** Stated task **
Copy out all lines that hold "ceux".

** Provided data **

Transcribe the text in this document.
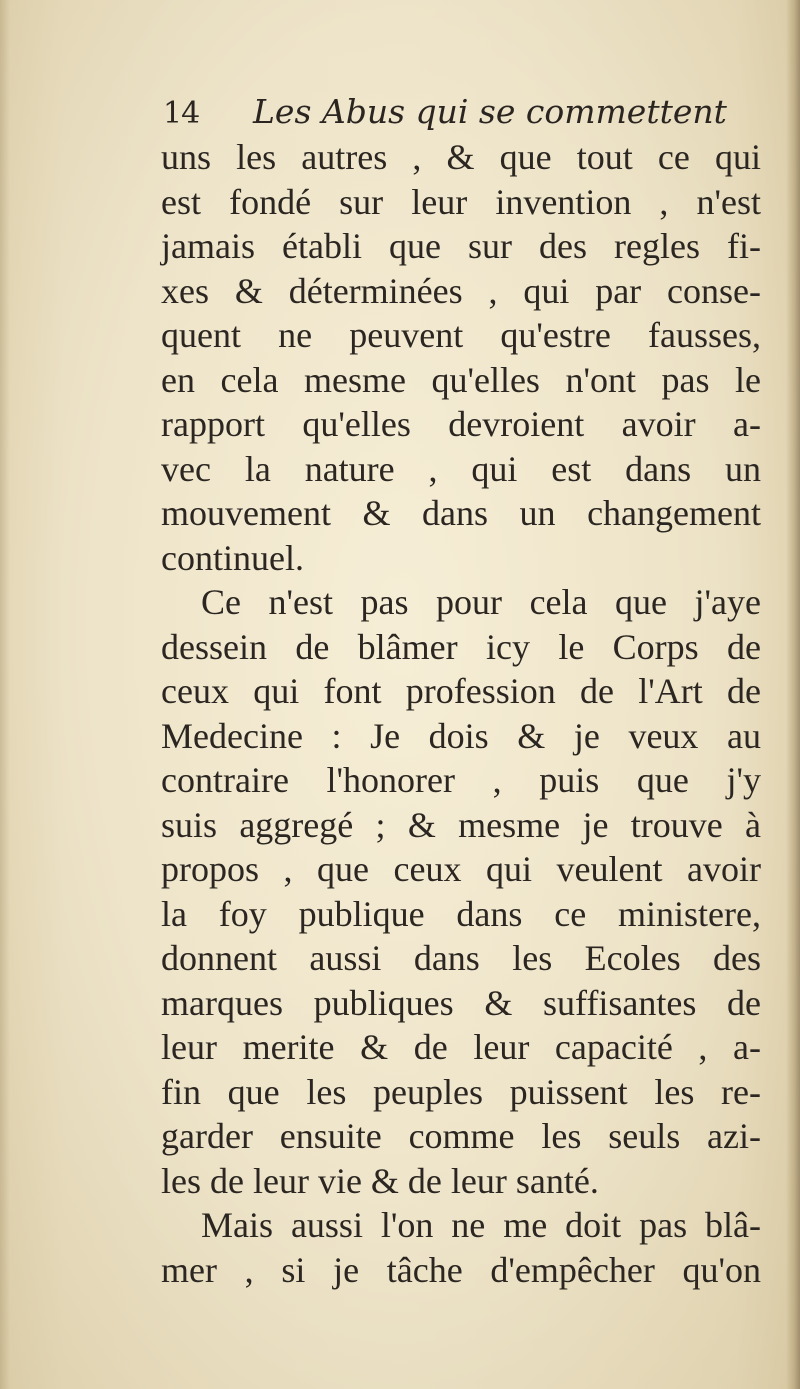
14 Les Abus qui se commettent
uns les autres , & que tout ce qui
est fondé sur leur invention , n'est
jamais établi que sur des regles fi-
xes & déterminées , qui par conse-
quent ne peuvent qu'estre fausses,
en cela mesme qu'elles n'ont pas le
rapport qu'elles devroient avoir a-
vec la nature , qui est dans un
mouvement & dans un changement
continuel.
Ce n'est pas pour cela que j'aye
dessein de blâmer icy le Corps de
ceux qui font profession de l'Art de
Medecine : Je dois & je veux au
contraire l'honorer , puis que j'y
suis aggregé ; & mesme je trouve à
propos , que ceux qui veulent avoir
la foy publique dans ce ministere,
donnent aussi dans les Ecoles des
marques publiques & suffisantes de
leur merite & de leur capacité , a-
fin que les peuples puissent les re-
garder ensuite comme les seuls azi-
les de leur vie & de leur santé.
Mais aussi l'on ne me doit pas blâ-
mer , si je tâche d'empêcher qu'on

** Response to this exercise **
ceux qui font profession de l'Art de
propos , que ceux qui veulent avoir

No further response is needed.